Using the records below, locate all lines containing "Casos" and return them.

__Available records__:
+ + +

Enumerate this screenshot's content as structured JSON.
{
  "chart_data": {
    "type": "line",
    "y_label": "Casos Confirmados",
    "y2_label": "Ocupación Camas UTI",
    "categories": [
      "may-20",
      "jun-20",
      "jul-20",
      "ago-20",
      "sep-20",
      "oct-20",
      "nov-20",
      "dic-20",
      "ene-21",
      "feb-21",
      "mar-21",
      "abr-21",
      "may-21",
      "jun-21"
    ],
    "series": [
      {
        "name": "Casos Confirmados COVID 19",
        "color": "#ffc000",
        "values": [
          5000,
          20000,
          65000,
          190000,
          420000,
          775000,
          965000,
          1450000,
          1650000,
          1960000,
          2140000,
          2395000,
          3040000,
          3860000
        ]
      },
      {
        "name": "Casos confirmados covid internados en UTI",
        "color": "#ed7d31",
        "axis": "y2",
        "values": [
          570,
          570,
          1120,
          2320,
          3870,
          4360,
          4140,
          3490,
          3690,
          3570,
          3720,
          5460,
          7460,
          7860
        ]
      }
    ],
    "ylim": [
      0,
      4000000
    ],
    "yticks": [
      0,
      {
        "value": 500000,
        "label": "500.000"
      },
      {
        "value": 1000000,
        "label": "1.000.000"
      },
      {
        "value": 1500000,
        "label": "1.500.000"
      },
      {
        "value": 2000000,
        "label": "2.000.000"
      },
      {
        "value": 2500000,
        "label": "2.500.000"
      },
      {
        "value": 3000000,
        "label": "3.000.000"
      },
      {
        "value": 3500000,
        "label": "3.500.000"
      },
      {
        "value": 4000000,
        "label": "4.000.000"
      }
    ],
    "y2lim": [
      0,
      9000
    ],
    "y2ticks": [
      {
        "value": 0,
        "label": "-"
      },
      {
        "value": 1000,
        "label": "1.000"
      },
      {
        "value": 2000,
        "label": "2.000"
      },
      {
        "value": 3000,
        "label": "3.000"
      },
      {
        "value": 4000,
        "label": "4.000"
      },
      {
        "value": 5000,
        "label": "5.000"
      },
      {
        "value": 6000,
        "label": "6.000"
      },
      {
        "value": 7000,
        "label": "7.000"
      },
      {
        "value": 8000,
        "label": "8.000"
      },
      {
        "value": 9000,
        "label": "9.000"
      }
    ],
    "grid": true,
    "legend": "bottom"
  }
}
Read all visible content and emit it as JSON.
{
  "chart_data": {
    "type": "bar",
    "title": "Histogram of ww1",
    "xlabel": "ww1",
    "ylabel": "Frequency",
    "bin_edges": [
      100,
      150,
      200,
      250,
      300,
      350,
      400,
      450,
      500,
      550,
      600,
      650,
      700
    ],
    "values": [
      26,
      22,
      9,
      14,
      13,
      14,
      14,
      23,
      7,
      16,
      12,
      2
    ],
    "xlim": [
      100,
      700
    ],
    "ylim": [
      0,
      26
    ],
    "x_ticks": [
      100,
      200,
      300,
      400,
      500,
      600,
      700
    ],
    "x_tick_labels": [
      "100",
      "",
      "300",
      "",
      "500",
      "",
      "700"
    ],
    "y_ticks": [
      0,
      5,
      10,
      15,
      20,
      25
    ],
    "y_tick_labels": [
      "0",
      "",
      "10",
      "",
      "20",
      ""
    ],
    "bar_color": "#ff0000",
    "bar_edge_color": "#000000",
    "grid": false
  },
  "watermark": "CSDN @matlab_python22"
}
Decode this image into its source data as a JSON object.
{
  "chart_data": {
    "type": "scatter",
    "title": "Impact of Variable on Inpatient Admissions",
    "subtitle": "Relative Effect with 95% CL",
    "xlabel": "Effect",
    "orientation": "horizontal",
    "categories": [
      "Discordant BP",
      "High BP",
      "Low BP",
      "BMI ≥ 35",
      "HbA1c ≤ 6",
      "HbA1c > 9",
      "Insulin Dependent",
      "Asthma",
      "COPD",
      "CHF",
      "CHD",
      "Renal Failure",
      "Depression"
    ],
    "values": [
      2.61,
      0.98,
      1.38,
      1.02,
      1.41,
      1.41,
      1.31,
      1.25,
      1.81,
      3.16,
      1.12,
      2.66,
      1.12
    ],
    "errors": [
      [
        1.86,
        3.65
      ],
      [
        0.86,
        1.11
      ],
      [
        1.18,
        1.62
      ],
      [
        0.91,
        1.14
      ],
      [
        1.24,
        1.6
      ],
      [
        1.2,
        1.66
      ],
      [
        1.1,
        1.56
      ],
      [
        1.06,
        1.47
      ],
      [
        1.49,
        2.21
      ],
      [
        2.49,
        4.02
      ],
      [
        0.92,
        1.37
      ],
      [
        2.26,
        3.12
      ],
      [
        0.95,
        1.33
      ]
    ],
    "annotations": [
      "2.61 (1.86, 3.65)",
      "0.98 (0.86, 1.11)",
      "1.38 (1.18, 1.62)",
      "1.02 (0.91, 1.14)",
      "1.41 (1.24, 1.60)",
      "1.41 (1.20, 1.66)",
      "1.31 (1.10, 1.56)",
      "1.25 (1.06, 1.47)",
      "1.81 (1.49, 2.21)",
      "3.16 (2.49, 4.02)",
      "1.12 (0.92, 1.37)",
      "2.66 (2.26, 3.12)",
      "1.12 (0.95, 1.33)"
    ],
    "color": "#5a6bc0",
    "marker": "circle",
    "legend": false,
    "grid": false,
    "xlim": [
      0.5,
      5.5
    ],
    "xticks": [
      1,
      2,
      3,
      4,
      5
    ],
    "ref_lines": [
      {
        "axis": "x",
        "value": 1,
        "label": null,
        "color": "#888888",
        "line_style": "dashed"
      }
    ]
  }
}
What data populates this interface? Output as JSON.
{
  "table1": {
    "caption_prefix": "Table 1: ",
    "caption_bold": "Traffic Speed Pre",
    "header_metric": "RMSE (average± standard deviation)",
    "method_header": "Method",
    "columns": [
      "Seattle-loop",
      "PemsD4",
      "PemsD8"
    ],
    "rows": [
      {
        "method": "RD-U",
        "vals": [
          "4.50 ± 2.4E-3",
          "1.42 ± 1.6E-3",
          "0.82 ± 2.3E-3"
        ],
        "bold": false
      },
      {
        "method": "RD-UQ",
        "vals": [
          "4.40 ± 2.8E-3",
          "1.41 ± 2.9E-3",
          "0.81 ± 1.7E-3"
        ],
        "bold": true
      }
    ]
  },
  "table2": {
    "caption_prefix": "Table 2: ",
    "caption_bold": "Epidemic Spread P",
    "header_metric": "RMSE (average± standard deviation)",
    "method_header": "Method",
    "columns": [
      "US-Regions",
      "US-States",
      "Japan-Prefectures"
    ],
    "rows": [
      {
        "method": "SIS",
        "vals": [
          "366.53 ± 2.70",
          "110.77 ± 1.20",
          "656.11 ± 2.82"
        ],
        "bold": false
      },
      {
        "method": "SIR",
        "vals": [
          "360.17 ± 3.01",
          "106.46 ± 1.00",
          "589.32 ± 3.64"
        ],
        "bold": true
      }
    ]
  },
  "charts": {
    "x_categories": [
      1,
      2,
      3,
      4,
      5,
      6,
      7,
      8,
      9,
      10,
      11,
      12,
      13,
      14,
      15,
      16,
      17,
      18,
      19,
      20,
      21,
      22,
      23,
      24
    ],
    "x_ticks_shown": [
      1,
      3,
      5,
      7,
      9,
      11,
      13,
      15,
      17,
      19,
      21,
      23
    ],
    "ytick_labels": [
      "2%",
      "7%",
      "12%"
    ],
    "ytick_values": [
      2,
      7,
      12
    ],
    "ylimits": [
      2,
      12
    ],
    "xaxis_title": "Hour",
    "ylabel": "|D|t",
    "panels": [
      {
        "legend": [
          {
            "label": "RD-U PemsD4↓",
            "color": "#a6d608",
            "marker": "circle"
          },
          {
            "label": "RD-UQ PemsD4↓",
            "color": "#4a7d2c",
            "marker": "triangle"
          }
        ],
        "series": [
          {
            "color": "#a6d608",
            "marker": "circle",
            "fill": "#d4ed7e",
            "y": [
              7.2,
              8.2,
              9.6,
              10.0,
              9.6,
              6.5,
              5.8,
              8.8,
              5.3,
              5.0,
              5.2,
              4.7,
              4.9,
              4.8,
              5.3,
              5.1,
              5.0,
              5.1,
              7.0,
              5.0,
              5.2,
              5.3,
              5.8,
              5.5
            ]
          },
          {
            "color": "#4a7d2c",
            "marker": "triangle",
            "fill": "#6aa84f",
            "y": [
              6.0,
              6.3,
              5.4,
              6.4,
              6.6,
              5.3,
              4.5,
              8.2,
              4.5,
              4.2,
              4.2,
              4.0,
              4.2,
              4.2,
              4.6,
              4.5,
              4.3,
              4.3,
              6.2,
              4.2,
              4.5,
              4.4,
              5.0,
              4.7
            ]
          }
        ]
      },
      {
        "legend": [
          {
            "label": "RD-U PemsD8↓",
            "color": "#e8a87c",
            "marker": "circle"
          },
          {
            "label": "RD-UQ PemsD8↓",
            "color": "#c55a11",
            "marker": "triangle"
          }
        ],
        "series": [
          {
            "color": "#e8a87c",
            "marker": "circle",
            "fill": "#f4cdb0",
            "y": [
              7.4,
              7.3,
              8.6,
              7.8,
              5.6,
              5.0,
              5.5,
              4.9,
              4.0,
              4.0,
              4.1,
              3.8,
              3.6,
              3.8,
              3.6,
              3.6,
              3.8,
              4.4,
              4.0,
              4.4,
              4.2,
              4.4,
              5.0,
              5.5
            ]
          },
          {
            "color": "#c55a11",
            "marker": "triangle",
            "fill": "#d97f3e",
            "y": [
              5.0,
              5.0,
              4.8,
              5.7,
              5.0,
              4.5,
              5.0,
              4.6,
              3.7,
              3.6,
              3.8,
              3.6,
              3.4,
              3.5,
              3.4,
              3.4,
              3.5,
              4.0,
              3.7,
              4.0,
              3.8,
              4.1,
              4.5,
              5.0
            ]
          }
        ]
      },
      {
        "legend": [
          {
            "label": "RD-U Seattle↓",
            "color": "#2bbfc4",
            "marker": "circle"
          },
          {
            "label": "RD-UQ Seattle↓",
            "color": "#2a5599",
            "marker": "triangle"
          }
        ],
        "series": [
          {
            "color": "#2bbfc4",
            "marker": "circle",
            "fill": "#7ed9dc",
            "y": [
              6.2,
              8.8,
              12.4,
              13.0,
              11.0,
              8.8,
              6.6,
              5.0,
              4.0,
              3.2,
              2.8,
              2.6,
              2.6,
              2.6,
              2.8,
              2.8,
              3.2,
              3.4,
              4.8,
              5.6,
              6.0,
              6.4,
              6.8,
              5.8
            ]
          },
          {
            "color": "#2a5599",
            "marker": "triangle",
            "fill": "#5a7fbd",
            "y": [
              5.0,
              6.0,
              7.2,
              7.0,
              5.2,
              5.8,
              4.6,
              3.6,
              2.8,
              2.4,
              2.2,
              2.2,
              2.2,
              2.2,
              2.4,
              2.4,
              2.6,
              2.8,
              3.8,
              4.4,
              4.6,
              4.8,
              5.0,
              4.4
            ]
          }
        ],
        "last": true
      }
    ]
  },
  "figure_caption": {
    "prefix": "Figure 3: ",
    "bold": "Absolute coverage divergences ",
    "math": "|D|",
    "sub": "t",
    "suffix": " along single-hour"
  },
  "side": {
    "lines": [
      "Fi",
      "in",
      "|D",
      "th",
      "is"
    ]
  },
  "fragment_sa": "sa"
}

+ + +

__Solution to this task__:
    "y_label": "Casos Confirmados",
        "name": "Casos Confirmados COVID 19",
        "name": "Casos confirmados covid internados en UTI",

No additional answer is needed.